→ What this task involves: Reproduce the records below exactly, leaving out any pictures.

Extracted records
==========

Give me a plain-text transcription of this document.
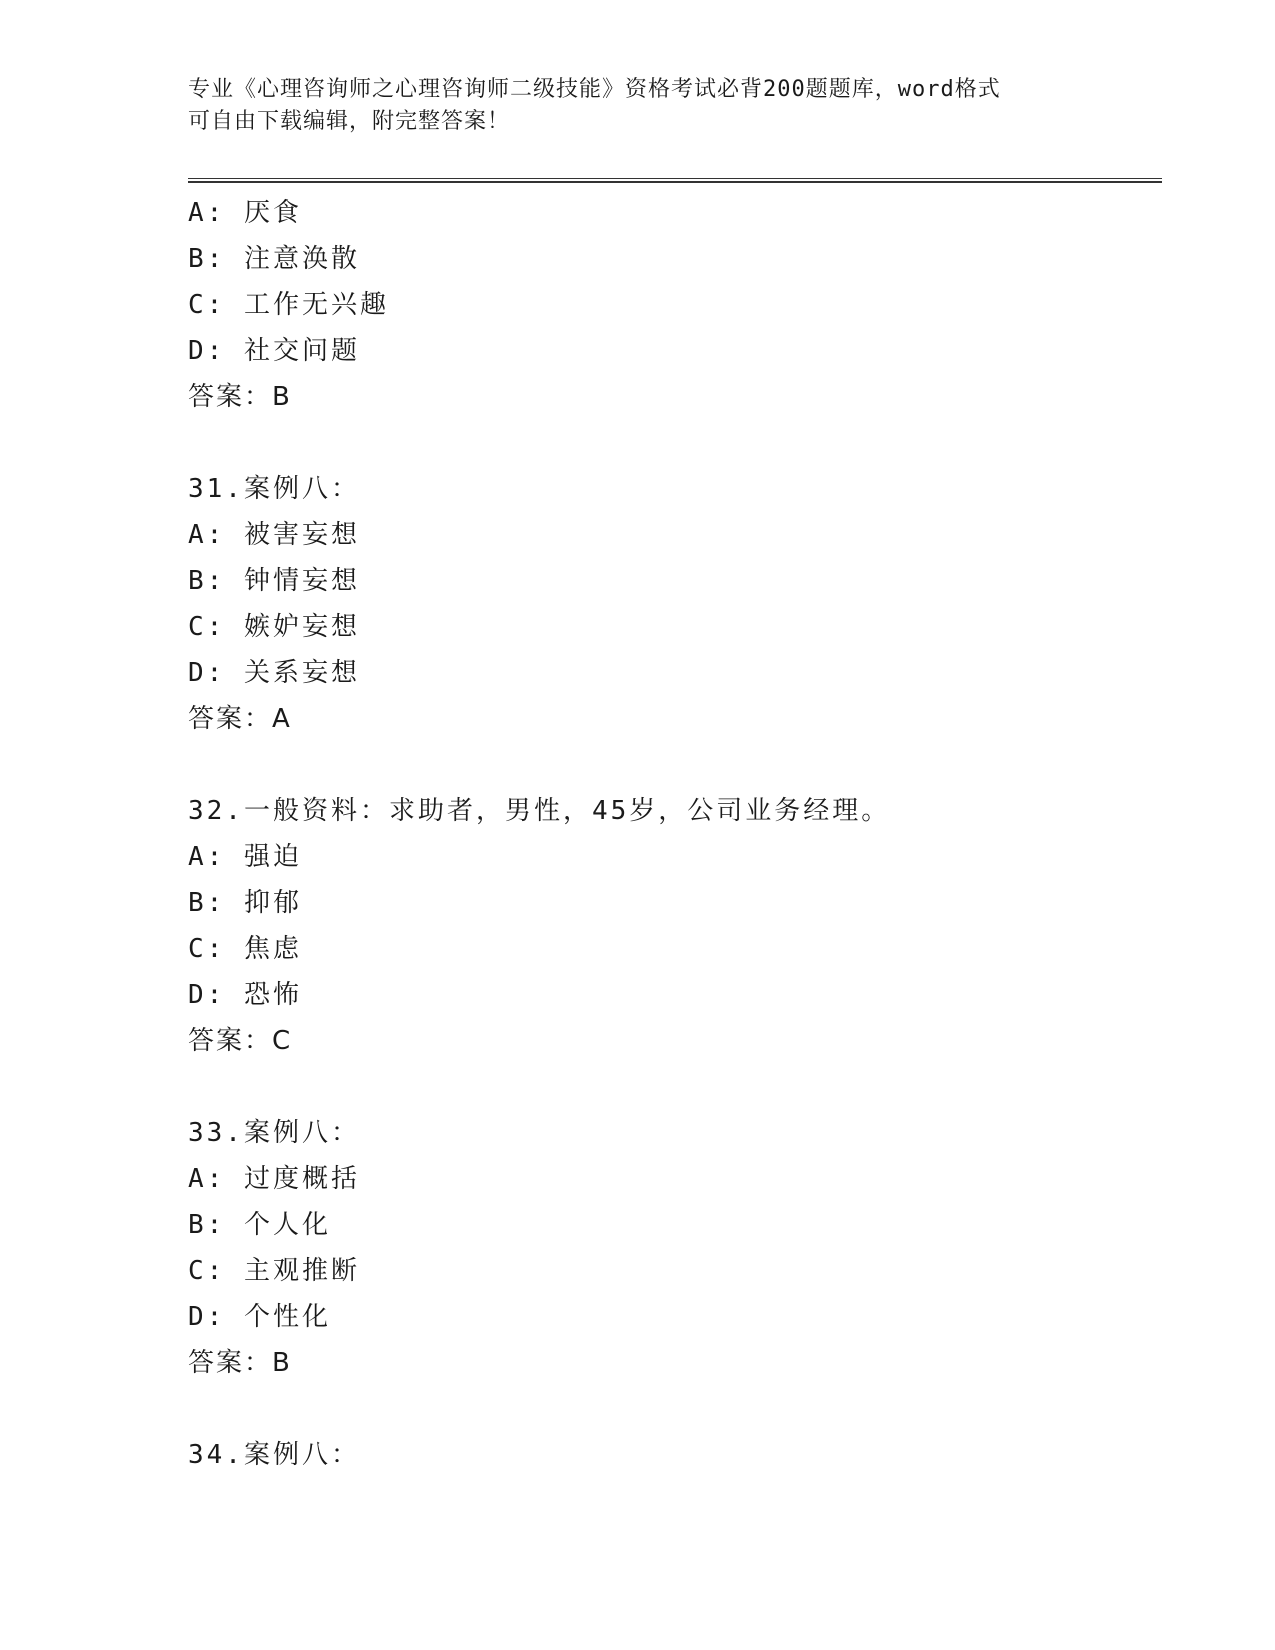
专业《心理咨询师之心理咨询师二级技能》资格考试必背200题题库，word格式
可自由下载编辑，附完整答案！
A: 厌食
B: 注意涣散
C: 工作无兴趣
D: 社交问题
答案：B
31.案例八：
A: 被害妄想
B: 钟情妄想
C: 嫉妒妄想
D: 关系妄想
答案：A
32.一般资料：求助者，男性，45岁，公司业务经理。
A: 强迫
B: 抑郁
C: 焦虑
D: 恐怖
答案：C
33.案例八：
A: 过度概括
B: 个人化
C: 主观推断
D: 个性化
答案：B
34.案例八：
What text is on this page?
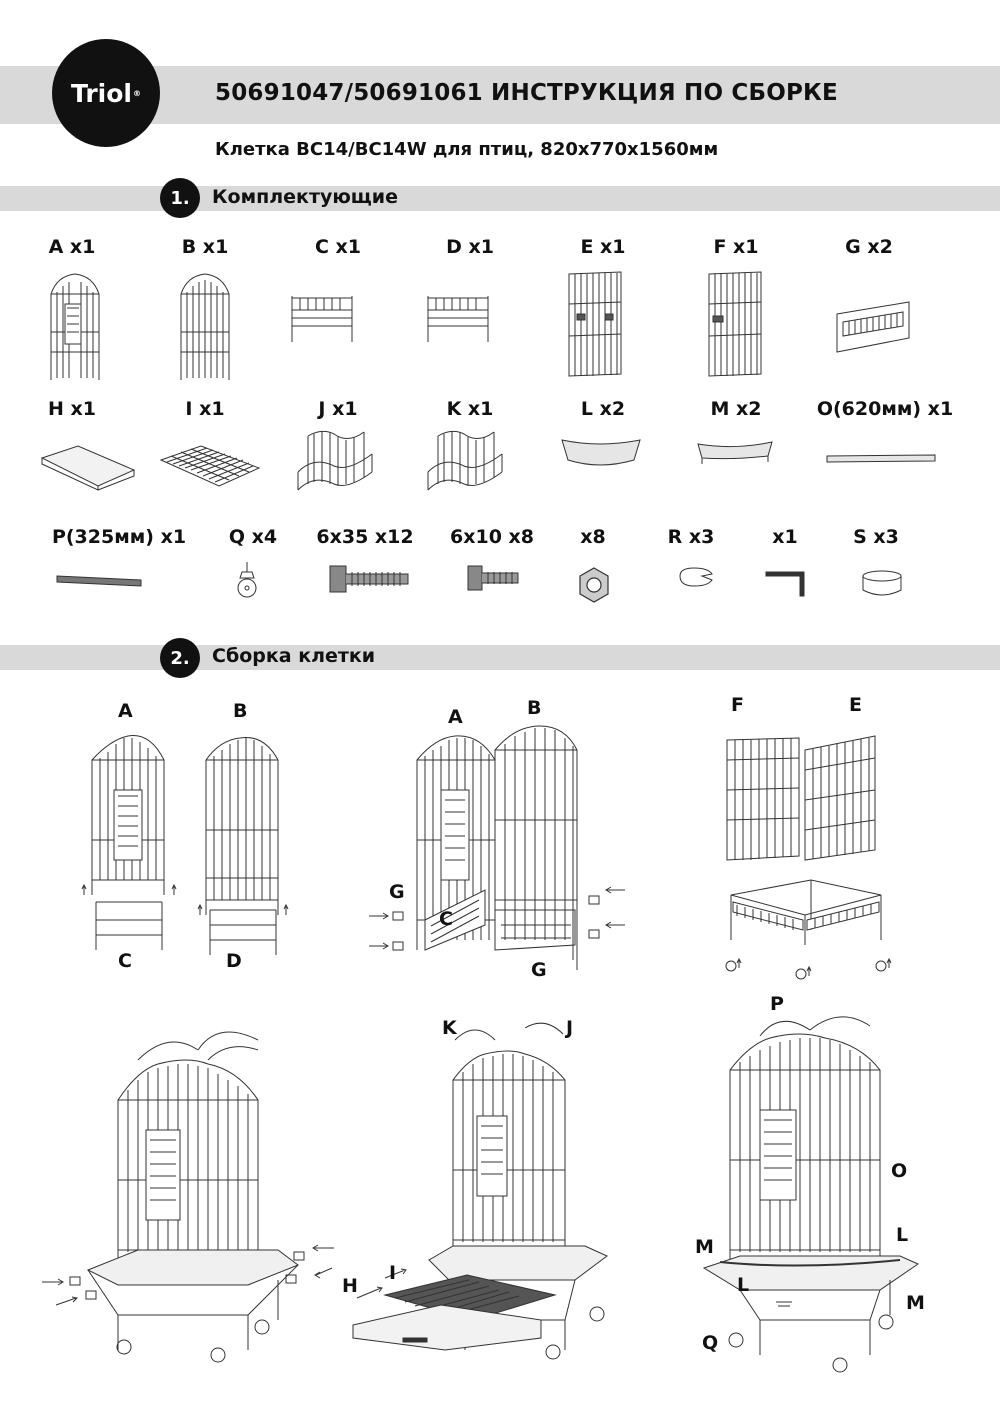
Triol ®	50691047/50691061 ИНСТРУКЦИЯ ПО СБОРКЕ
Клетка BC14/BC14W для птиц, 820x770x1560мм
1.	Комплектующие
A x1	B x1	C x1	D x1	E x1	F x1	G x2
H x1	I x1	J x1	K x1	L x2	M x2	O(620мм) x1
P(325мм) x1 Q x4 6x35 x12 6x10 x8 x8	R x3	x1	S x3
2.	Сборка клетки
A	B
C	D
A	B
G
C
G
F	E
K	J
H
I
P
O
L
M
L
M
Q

==========

→ Exercise solution:
Give me a plain-text transcription of this document.
专业《心理咨询师之心理咨询师二级技能》资格考试必背200题题库，word格式
可自由下载编辑，附完整答案！
A: 厌食
B: 注意涣散
C: 工作无兴趣
D: 社交问题
答案：B
31.案例八：
A: 被害妄想
B: 钟情妄想
C: 嫉妒妄想
D: 关系妄想
答案：A
32.一般资料：求助者，男性，45岁，公司业务经理。
A: 强迫
B: 抑郁
C: 焦虑
D: 恐怖
答案：C
33.案例八：
A: 过度概括
B: 个人化
C: 主观推断
D: 个性化
答案：B
34.案例八：
What text is on this page?
Triol ®	50691047/50691061 ИНСТРУКЦИЯ ПО СБОРКЕ
Клетка BC14/BC14W для птиц, 820x770x1560мм
1.	Комплектующие
A x1	B x1	C x1	D x1	E x1	F x1	G x2
H x1	I x1	J x1	K x1	L x2	M x2	O(620мм) x1
P(325мм) x1 Q x4 6x35 x12 6x10 x8 x8	R x3	x1	S x3
2.	Сборка клетки
A	B
C	D
A	B
G
C
G
F	E
K	J
H
I
P
O
L
M
L
M
Q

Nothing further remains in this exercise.